書面題目 A
請將原文中以「回憶選材過程」開頭的段落改寫得更精簡,並保留其主要事實。
書面題目 B
請將原文從「回憶選材過程,在與監製討論過」到「到一點錢,最終都被裁員回家。」的部分一字不差地抄錄下來。

原文
##############################

回憶選材過程,在與監製討論過後,雷遠彬決定要拍攝關於移工的紀錄片,他花了一年的時間做田調,卻逐漸於過程中感受到新加坡當前移工的緊迫現狀。「很多時候,我們以為移工是沒有學歷背景的,但其實很多人不僅是中產階級,甚至還具有大學文憑。所以在這個前提下,我們必須問的是『他們為什麼想來新加坡?』」他接續談到核心的原因:「主要是他們的國家環境不好,不僅很難找到工作,如果你沒有相關的人脈,更別說擁有好的社會地位,加上國家也有貪污問題。基於種種累積下,作為亞洲貿易中心的新加坡,繁榮城市的印象,就成為他們離家賺錢的嚮往。」

《我的新加坡夢》中,雷遠彬跟隨主角Feroz,與他一同檢視在新加坡工作的勞工處境。一次意外受傷的Feroz,只能在避難所(Shelter)等待傷口復原,在這期間,他既不能馬上返鄉,也不能接續工作,只能靜靜躺在床上,偶爾與朋友聊聊天,歷經遙遙無期的等待後,Feroz最終選擇離開新加坡,回到家鄉過著自在的農耕生活。談起選擇Feroz作為主角,雷遠彬提到一開始也曾考慮過不一樣的方式與管道去接觸勞工朋友,於一次探視避難所的機緣下,偶然認識Feroz這位大男孩。在雷遠彬的眼中,Feroz是一個很爽快親切的男生,經過交談後,很快與他成為朋友,認識六個月後,便拾起攝影機拍攝他的生活。這已經是Feroz第三次來新加坡工作,前兩次雖然有賺到一點錢,最終都被裁員回家。

##############################

原始記錄

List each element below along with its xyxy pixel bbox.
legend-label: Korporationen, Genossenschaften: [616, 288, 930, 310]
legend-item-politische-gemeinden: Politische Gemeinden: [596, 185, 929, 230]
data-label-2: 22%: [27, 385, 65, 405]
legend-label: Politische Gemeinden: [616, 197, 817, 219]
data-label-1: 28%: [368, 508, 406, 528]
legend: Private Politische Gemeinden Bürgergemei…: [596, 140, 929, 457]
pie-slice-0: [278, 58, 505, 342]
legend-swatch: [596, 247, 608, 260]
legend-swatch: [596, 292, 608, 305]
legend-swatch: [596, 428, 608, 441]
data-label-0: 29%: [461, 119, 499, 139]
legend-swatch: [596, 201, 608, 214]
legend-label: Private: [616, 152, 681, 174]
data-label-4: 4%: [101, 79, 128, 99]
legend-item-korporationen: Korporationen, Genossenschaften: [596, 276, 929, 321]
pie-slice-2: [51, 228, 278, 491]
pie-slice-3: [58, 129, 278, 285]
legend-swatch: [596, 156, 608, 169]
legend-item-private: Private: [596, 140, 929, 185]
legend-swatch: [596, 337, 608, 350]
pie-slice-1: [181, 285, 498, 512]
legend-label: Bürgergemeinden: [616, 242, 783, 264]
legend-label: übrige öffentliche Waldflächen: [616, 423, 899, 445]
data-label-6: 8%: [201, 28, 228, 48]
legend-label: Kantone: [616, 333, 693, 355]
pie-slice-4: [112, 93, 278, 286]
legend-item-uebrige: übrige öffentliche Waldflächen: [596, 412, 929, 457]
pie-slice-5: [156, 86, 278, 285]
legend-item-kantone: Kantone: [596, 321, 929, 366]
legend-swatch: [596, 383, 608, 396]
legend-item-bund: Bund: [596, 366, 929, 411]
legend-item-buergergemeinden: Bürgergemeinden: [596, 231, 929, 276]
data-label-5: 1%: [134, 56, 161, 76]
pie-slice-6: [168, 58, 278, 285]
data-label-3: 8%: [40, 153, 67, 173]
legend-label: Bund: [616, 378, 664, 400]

##############################

完整解答 A
雷遠彬與監製討論後,決定拍攝關於移工的紀錄片。他花了一年做田調,在過程中逐漸感受到新加坡移工現狀的緊迫。他指出,一般以為移工沒有學歷,其實很多人是中產階級,甚至有大學文憑。他們來新加坡,主要是因為本國環境不好:工作難找,沒有人脈就難有好的社會地位,國家還有貪污問題。於是,身為亞洲貿易中心、給人繁榮印象的新加坡,成了他們離家賺錢的嚮往。

完整解答 B
回憶選材過程,在與監製討論過後,雷遠彬決定要拍攝關於移工的紀錄片,他花了一年的時間做田調,卻逐漸於過程中感受到新加坡當前移工的緊迫現狀。「很多時候,我們以為移工是沒有學歷背景的,但其實很多人不僅是中產階級,甚至還具有大學文憑。所以在這個前提下,我們必須問的是『他們為什麼想來新加坡?』」他接續談到核心的原因:「主要是他們的國家環境不好,不僅很難找到工作,如果你沒有相關的人脈,更別說擁有好的社會地位,加上國家也有貪污問題。基於種種累積下,作為亞洲貿易中心的新加坡,繁榮城市的印象,就成為他們離家賺錢的嚮往。」

《我的新加坡夢》中,雷遠彬跟隨主角Feroz,與他一同檢視在新加坡工作的勞工處境。一次意外受傷的Feroz,只能在避難所(Shelter)等待傷口復原,在這期間,他既不能馬上返鄉,也不能接續工作,只能靜靜躺在床上,偶爾與朋友聊聊天,歷經遙遙無期的等待後,Feroz最終選擇離開新加坡,回到家鄉過著自在的農耕生活。談起選擇Feroz作為主角,雷遠彬提到一開始也曾考慮過不一樣的方式與管道去接觸勞工朋友,於一次探視避難所的機緣下,偶然認識Feroz這位大男孩。在雷遠彬的眼中,Feroz是一個很爽快親切的男生,經過交談後,很快與他成為朋友,認識六個月後,便拾起攝影機拍攝他的生活。這已經是Feroz第三次來新加坡工作,前兩次雖然有賺到一點錢,最終都被裁員回家。